__Exercise description__: Copy out all the data, word for word.

--------

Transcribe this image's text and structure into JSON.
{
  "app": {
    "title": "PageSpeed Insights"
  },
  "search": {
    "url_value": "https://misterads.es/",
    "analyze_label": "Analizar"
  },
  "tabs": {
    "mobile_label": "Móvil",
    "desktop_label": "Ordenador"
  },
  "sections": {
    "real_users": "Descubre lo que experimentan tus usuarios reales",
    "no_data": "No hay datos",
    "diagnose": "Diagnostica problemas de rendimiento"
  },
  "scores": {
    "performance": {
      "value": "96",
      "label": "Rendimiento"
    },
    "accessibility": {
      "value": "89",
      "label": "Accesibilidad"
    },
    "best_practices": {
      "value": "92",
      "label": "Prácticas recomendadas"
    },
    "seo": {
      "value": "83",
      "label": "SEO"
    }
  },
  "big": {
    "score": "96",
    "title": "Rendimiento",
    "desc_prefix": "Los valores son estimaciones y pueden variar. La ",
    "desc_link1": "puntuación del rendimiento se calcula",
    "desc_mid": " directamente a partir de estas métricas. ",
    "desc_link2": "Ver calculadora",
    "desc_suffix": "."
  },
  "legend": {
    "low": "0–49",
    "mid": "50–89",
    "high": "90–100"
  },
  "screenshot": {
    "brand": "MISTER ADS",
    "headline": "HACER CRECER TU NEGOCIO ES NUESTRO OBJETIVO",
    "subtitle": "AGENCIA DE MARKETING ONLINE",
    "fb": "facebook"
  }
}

--------

__Result below__:
Transcribe this image's text and structure into JSON.
{
  "app": {
    "title": "PageSpeed Insights"
  },
  "search": {
    "url_value": "https://misterads.es/",
    "analyze_label": "Analizar"
  },
  "tabs": {
    "mobile_label": "Móvil",
    "desktop_label": "Ordenador"
  },
  "sections": {
    "real_users": "Descubre lo que experimentan tus usuarios reales",
    "no_data": "No hay datos",
    "diagnose": "Diagnostica problemas de rendimiento"
  },
  "scores": {
    "performance": {
      "value": "96",
      "label": "Rendimiento"
    },
    "accessibility": {
      "value": "89",
      "label": "Accesibilidad"
    },
    "best_practices": {
      "value": "92",
      "label": "Prácticas recomendadas"
    },
    "seo": {
      "value": "83",
      "label": "SEO"
    }
  },
  "big": {
    "score": "96",
    "title": "Rendimiento",
    "desc_prefix": "Los valores son estimaciones y pueden variar. La ",
    "desc_link1": "puntuación del rendimiento se calcula",
    "desc_mid": " directamente a partir de estas métricas. ",
    "desc_link2": "Ver calculadora",
    "desc_suffix": "."
  },
  "legend": {
    "low": "0–49",
    "mid": "50–89",
    "high": "90–100"
  },
  "screenshot": {
    "brand": "MISTER ADS",
    "headline": "HACER CRECER TU NEGOCIO ES NUESTRO OBJETIVO",
    "subtitle": "AGENCIA DE MARKETING ONLINE",
    "fb": "facebook"
  }
}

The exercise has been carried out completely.